- [Brief]:
Gather up all lines that carry the word "assistente".

-- Start of Records provided --

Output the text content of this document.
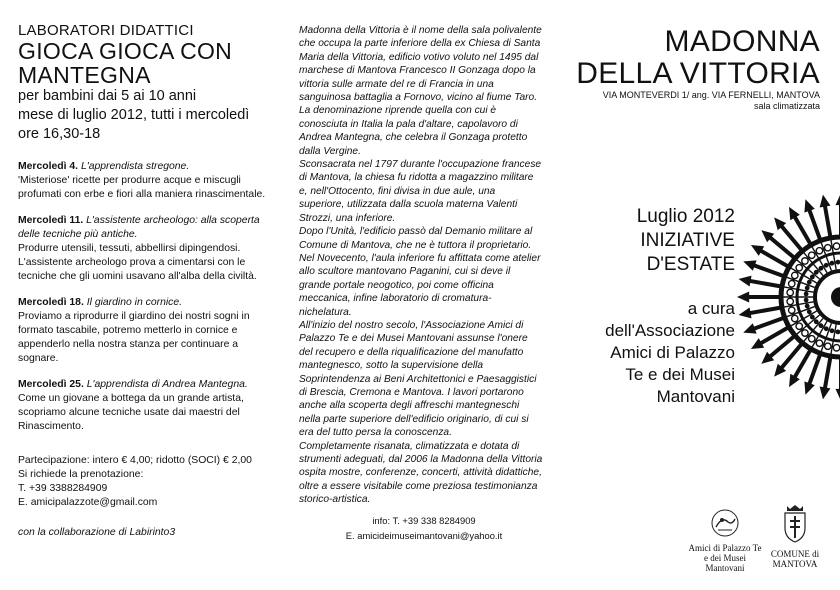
LABORATORI DIDATTICI

GIOCA GIOCA CON

MANTEGNA

per bambini dai 5 ai 10 anni

mese di luglio 2012, tutti i mercoledì

ore 16,30-18

Mercoledì 4. L'apprendista stregone.

'Misteriose' ricette per produrre acque e miscugli

profumati con erbe e fiori alla maniera rinascimentale.

Mercoledì 11. L'assistente archeologo: alla scoperta

delle tecniche più antiche.

Produrre utensili, tessuti, abbellirsi dipingendosi.

L'assistente archeologo prova a cimentarsi con le

tecniche che gli uomini usavano all'alba della civiltà.

Mercoledì 18. Il giardino in cornice.

Proviamo a riprodurre il giardino dei nostri sogni in

formato tascabile, potremo metterlo in cornice e

appenderlo nella nostra stanza per continuare a

sognare.

Mercoledì 25. L'apprendista di Andrea Mantegna.

Come un giovane a bottega da un grande artista,

scopriamo alcune tecniche usate dai maestri del

Rinascimento.

Partecipazione: intero € 4,00; ridotto (SOCI) € 2,00

Si richiede la prenotazione:

T. +39 3388284909

E. amicipalazzote@gmail.com

con la collaborazione di Labirinto3

Madonna della Vittoria è il nome della sala polivalente

che occupa la parte inferiore della ex Chiesa di Santa

Maria della Vittoria, edificio votivo voluto nel 1495 dal

marchese di Mantova Francesco II Gonzaga dopo la

vittoria sulle armate del re di Francia in una

sanguinosa battaglia a Fornovo, vicino al fiume Taro.

La denominazione riprende quella con cui è

conosciuta in Italia la pala d'altare, capolavoro di

Andrea Mantegna, che celebra il Gonzaga protetto

dalla Vergine.

Sconsacrata nel 1797 durante l'occupazione francese

di Mantova, la chiesa fu ridotta a magazzino militare

e, nell'Ottocento, fini divisa in due aule, una

superiore, utilizzata dalla scuola materna Valenti

Strozzi, una inferiore.

Dopo l'Unità, l'edificio passò dal Demanio militare al

Comune di Mantova, che ne è tuttora il proprietario.

Nel Novecento, l'aula inferiore fu affittata come atelier

allo scultore mantovano Paganini, cui si deve il

grande portale neogotico, poi come officina

meccanica, infine laboratorio di cromatura-

nichelatura.

All'inizio del nostro secolo, l'Associazione Amici di

Palazzo Te e dei Musei Mantovani assunse l'onere

del recupero e della riqualificazione del manufatto

mantegnesco, sotto la supervisione della

Soprintendenza ai Beni Architettonici e Paesaggistici

di Brescia, Cremona e Mantova. I lavori portarono

anche alla scoperta degli affreschi mantegneschi

nella parte superiore dell'edificio originario, di cui si

era del tutto persa la conoscenza.

Completamente risanata, climatizzata e dotata di

strumenti adeguati, dal 2006 la Madonna della Vittoria

ospita mostre, conferenze, concerti, attività didattiche,

oltre a essere visitabile come preziosa testimonianza

storico-artistica.

info: T. +39 338 8284909

E. amicideimuseimantovani@yahoo.it

MADONNA
DELLA VITTORIA
VIA MONTEVERDI 1/ ang. VIA FERNELLI, MANTOVA
sala climatizzata
Luglio 2012
INIZIATIVE
D'ESTATE
a cura
dell'Associazione
Amici di Palazzo
Te e dei Musei
Mantovani
Amici di Palazzo Te
e dei Musei Mantovani
COMUNE di
MANTOVA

-- End of Records provided --

- [Answer for the task]:
Mercoledì 11. L'assistente archeologo: alla scoperta
L'assistente archeologo prova a cimentarsi con le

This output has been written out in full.